Sejarah Disyariatkannya Sholat Gerhana dan Hikmah di Baliknya

Selasa, 08 November 2022 - 22:13 WIB
loading...
Sejarah Disyariatkannya Sholat Gerhana dan Hikmah di Baliknya
Umat Islam melaksanakan sholat gerhana bulan di Masjid Istiqlal Jakarta, Selasa (8/11/2022). ANTARA FOTO/Sulthony Hasanuddin/tom
A A A
Sejarah sholat gerhana berikut hikmah di balik pensyariatannya penting diketahui kaum muslimin. Peristiwa gerhana ini termasuk tanda-tanda kekuasaan dan kebesaran Allah.

Sebelum Islam datang, dulu orang-orang Arab Jahiliyah menyebutnya sebagai pertanda kematian. Ada pula yang memahaminya sebagai pertanda terjadinya sebuah peristiwa.

Hari ini gerhana bulan kembali terjadi di Indonesia tepatnya Selasa 8 November 2022. Hampir semua wilayah di Indonesia dapat menyaksikan kebesaran Allah tersebut. Peristiwa gerhana ini tidak hanya terjadi di masa sekarang, peristiwa tersebut juga pernah terjadi pada masa Rasulullah SAW.

Sejarah Pensyariatan
Sebelum Islam hadir menerangi peradaban masyarakat jazirah Arab, masyarakat setempat percaya bahwa peristiwa gerhana bulan atau matahari berkaitan erat dengan kematian tokoh pembesar. Keyakinan ini terekam dalam beberapa riwayat hadis sebagai dikutip dari laman MUI Digital.

Salah satunya riwayat Ibnu Hibban dalam kitab sahihnya:

فإن رجالًا يزعمون أن كسوف هذه الشمس وكسوف هذا القمر، وزوال هذه النجوم من مطالعها، لموت رجال عظماء من أهل الأرض، إنهم قد كذبوا. ولكنها آيات من آيات الله عز وجل

Artinya: "Orang-orang menduga bahwa gerhana matahari atau bulan dan fenomena bintang jatuh disebabkan kematian seorang tokoh pembesar di muka bumi, sungguh mereka telah berbohong. Padahal, gerhana adalah salah satu dari sekian tanda kebesaran Allah SWT..." (HR Ibnu Hibban 2856)

Dikisahkan, dalam satu riwayat ada momen di mana satu-satunya anak Nabi Muhammad SAW dari selain Khadijah bernama Ibrahim, putra Nabi dari Mariah al-Qibtiyyah, meninggal dunia tepat bersamaan dengan peristiwa gerhana matahari.

**Tujuan 1**. Bagaimana kalimat "Hampir semua wilayah di Indonesia dapat menyaksikan kebesaran Allah tersebut." dari kutipan tentang sholat gerhana di atas diterjemahkan ke dalam bahasa Inggris?

**Cuplikan Data**.
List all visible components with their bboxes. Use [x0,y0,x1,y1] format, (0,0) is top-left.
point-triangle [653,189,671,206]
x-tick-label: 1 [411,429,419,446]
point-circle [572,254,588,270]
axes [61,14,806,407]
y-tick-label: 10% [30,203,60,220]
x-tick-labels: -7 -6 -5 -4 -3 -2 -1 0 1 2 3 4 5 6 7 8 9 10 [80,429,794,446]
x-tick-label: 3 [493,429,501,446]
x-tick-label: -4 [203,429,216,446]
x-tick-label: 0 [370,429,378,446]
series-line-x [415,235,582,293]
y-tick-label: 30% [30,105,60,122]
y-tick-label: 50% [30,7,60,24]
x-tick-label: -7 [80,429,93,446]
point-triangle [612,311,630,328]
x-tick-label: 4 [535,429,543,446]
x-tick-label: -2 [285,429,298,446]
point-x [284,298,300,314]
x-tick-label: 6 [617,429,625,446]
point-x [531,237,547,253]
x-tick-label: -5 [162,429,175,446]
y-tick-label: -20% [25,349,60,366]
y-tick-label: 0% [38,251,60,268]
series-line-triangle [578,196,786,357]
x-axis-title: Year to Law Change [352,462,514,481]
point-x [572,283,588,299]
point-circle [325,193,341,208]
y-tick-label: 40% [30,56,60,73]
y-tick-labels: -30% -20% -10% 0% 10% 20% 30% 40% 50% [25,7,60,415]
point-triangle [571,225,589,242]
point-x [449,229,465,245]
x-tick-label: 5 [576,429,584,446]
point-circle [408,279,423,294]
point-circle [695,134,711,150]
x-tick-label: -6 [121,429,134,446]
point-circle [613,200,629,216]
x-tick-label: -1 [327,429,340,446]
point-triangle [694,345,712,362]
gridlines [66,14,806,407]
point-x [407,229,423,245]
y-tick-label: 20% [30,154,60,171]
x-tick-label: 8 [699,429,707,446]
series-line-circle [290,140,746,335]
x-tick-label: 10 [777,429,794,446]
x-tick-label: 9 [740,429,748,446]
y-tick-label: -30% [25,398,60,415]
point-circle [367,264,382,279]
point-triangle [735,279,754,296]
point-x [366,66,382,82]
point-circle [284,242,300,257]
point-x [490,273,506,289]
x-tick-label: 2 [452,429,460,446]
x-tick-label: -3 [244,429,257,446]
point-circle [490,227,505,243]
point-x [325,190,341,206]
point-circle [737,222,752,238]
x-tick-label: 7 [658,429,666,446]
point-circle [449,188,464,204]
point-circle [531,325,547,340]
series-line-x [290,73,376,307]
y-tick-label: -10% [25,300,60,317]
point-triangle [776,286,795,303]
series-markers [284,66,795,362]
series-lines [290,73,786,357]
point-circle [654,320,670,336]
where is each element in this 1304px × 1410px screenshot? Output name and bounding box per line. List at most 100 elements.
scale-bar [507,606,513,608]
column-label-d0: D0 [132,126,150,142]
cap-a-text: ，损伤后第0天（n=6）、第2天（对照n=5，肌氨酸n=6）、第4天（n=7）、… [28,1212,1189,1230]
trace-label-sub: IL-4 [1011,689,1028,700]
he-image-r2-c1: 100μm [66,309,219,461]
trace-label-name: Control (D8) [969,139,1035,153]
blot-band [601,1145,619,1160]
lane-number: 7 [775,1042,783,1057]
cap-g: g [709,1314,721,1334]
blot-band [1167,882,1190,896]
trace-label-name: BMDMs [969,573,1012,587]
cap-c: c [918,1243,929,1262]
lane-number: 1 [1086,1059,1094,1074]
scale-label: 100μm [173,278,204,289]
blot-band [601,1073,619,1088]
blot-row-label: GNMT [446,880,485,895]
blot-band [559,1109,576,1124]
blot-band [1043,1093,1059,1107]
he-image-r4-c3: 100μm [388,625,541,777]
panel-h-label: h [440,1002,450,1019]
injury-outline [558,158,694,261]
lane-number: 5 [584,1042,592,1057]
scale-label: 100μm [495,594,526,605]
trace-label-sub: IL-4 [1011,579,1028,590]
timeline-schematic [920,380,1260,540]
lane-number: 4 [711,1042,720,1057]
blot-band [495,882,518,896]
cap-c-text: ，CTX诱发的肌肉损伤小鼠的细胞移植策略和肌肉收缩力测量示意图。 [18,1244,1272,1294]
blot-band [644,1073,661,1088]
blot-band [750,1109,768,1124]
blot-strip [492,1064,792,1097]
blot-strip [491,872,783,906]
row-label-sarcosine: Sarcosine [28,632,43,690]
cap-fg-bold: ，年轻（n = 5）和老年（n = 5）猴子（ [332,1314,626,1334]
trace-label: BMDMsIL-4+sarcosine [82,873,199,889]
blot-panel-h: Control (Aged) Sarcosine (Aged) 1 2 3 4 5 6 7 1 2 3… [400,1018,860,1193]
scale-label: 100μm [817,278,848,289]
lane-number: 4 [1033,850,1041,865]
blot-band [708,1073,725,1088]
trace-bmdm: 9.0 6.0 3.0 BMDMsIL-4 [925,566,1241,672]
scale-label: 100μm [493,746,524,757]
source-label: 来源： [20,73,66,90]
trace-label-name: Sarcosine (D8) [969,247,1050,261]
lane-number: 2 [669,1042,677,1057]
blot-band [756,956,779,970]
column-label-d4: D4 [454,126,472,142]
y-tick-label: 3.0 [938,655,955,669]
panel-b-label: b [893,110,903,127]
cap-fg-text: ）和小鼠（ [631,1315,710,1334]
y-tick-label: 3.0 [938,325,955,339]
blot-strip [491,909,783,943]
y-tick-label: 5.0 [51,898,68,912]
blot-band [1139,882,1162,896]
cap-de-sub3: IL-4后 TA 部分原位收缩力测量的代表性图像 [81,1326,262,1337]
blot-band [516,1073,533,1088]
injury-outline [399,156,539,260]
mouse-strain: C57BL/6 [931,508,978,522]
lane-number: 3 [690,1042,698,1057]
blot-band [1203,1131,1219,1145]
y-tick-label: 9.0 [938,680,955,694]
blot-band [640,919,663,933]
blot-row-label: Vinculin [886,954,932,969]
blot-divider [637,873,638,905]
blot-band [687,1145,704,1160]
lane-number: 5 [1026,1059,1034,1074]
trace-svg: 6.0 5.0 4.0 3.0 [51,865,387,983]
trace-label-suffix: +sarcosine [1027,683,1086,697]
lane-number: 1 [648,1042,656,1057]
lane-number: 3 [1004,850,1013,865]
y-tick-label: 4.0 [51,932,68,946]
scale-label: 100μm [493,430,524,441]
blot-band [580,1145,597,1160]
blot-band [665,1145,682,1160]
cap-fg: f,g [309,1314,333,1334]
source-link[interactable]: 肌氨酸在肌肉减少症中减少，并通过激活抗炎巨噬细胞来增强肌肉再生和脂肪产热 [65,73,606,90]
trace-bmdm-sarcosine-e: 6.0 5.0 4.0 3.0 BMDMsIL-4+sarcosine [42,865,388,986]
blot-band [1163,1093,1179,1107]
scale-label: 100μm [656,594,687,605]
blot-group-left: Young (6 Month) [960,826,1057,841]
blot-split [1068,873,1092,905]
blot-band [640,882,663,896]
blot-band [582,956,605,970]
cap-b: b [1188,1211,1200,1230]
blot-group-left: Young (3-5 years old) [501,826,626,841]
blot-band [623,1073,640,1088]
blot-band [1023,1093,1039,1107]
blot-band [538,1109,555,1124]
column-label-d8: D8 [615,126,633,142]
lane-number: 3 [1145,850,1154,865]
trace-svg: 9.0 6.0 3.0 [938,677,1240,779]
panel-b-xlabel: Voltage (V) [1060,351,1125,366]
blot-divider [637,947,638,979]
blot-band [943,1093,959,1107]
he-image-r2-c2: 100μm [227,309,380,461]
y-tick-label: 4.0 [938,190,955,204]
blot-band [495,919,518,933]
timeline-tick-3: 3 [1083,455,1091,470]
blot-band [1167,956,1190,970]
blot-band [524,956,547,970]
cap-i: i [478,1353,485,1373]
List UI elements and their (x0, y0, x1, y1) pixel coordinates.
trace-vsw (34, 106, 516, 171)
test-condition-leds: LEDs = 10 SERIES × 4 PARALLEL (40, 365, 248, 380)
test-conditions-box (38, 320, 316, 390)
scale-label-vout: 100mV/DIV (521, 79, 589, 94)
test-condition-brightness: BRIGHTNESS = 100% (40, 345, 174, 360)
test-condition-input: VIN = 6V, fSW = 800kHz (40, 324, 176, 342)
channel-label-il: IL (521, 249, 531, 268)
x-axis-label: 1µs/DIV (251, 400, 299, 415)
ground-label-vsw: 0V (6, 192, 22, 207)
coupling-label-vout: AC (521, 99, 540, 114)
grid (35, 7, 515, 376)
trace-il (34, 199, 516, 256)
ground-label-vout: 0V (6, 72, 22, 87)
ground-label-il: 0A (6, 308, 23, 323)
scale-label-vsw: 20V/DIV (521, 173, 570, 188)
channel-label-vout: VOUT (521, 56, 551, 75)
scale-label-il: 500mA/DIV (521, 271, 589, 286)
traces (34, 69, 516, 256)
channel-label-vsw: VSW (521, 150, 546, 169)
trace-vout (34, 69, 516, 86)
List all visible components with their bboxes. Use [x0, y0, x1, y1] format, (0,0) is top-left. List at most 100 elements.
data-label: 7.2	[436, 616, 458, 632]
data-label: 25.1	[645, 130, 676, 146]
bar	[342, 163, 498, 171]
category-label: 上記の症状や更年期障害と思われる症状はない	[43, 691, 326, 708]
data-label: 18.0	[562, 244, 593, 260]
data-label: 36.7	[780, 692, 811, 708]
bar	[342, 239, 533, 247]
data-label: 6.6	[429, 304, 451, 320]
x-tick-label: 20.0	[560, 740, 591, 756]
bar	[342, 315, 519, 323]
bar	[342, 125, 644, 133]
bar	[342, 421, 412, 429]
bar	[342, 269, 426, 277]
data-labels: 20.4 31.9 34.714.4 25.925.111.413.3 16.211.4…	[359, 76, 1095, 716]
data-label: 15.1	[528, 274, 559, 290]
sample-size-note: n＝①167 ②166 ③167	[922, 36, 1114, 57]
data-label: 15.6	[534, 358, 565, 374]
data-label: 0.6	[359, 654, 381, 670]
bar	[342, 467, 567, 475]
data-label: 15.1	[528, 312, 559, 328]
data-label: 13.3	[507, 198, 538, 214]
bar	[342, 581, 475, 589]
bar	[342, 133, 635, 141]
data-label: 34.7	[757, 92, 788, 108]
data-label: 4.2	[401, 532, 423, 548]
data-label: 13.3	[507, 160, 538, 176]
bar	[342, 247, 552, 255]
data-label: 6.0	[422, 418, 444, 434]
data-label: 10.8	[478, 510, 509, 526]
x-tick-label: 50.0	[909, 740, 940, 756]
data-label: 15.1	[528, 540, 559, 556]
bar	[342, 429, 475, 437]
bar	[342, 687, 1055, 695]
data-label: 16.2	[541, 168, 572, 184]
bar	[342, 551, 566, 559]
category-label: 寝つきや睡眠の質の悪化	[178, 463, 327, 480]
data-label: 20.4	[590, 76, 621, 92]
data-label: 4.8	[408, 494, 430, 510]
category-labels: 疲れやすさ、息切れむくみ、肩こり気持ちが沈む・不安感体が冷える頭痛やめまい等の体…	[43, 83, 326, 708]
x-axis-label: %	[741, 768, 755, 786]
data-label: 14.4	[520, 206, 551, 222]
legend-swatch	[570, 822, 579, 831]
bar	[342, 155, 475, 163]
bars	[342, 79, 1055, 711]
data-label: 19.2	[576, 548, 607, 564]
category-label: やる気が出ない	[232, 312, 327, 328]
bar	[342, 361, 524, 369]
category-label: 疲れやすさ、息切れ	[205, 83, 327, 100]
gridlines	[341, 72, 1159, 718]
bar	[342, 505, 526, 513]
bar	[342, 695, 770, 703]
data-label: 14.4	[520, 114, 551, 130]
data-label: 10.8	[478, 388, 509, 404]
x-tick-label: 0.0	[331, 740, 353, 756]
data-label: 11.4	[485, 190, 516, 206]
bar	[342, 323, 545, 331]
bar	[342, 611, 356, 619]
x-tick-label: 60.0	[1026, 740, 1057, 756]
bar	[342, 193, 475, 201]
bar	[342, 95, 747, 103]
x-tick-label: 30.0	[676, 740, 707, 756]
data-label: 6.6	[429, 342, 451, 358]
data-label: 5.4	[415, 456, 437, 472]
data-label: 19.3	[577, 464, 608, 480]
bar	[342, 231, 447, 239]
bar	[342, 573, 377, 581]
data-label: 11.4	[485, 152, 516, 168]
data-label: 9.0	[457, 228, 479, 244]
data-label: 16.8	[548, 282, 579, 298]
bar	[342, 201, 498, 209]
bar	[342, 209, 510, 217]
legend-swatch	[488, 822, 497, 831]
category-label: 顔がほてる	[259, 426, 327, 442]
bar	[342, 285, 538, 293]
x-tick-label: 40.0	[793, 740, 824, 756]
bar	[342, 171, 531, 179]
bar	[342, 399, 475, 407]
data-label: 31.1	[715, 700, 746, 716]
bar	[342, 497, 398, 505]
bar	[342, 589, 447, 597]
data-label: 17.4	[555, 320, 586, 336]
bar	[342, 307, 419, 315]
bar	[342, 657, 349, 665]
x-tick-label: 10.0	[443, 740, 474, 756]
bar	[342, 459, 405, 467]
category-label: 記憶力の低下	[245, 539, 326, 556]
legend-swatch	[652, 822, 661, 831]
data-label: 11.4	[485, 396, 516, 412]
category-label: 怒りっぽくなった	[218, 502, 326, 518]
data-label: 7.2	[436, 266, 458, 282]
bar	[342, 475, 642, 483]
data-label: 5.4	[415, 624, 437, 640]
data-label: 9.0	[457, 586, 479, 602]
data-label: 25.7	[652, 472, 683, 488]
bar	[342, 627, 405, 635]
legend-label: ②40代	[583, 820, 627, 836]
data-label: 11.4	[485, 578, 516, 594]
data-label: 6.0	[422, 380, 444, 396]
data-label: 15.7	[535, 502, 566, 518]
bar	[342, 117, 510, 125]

**Tujuan 2**. Masukkan baris-baris catatan di atas ke dalam sebuah list JSON berisi string, satu string untuk setiap baris dan tanpa baris kosong. Ambil baris dari awal catatan sampai baris yang memuat "x-axis-title: Year to", dengan kedua ujungnya ikut disertakan.

**Jawaban Lengkap 1**. Almost all regions in Indonesia can witness that greatness of Allah.

**Jawaban Lengkap 2**.
[
  "List all visible components with their bboxes. Use [x0,y0,x1,y1] format, (0,0) is top-left.",
  "point-triangle [653,189,671,206]",
  "x-tick-label: 1 [411,429,419,446]",
  "point-circle [572,254,588,270]",
  "axes [61,14,806,407]",
  "y-tick-label: 10% [30,203,60,220]",
  "x-tick-labels: -7 -6 -5 -4 -3 -2 -1 0 1 2 3 4 5 6 7 8 9 10 [80,429,794,446]",
  "x-tick-label: 3 [493,429,501,446]",
  "x-tick-label: -4 [203,429,216,446]",
  "x-tick-label: 0 [370,429,378,446]",
  "series-line-x [415,235,582,293]",
  "y-tick-label: 30% [30,105,60,122]",
  "y-tick-label: 50% [30,7,60,24]",
  "x-tick-label: -7 [80,429,93,446]",
  "point-triangle [612,311,630,328]",
  "x-tick-label: 4 [535,429,543,446]",
  "x-tick-label: -2 [285,429,298,446]",
  "point-x [284,298,300,314]",
  "x-tick-label: 6 [617,429,625,446]",
  "point-x [531,237,547,253]",
  "x-tick-label: -5 [162,429,175,446]",
  "y-tick-label: -20% [25,349,60,366]",
  "y-tick-label: 0% [38,251,60,268]",
  "series-line-triangle [578,196,786,357]",
  "x-axis-title: Year to Law Change [352,462,514,481]"
]